BEGIN ENTRIES

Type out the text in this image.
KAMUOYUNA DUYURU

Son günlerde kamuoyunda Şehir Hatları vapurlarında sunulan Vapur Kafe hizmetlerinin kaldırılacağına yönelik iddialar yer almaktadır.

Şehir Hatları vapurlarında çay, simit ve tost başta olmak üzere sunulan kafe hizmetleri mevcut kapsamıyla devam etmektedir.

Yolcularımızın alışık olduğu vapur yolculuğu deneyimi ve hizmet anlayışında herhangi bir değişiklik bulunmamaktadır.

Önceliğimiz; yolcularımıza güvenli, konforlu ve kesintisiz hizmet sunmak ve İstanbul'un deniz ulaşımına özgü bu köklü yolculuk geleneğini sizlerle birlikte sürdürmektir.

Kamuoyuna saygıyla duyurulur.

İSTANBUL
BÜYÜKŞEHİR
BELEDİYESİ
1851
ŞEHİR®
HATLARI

END ENTRIES

▶ [THE TASK]:
Print the material above once more, exactly.

▶ [FINAL RESULT]:
Type out the text in this image.
KAMUOYUNA DUYURU

Son günlerde kamuoyunda Şehir Hatları vapurlarında sunulan Vapur Kafe hizmetlerinin kaldırılacağına yönelik iddialar yer almaktadır.

Şehir Hatları vapurlarında çay, simit ve tost başta olmak üzere sunulan kafe hizmetleri mevcut kapsamıyla devam etmektedir.

Yolcularımızın alışık olduğu vapur yolculuğu deneyimi ve hizmet anlayışında herhangi bir değişiklik bulunmamaktadır.

Önceliğimiz; yolcularımıza güvenli, konforlu ve kesintisiz hizmet sunmak ve İstanbul'un deniz ulaşımına özgü bu köklü yolculuk geleneğini sizlerle birlikte sürdürmektir.

Kamuoyuna saygıyla duyurulur.

İSTANBUL
BÜYÜKŞEHİR
BELEDİYESİ
1851
ŞEHİR®
HATLARI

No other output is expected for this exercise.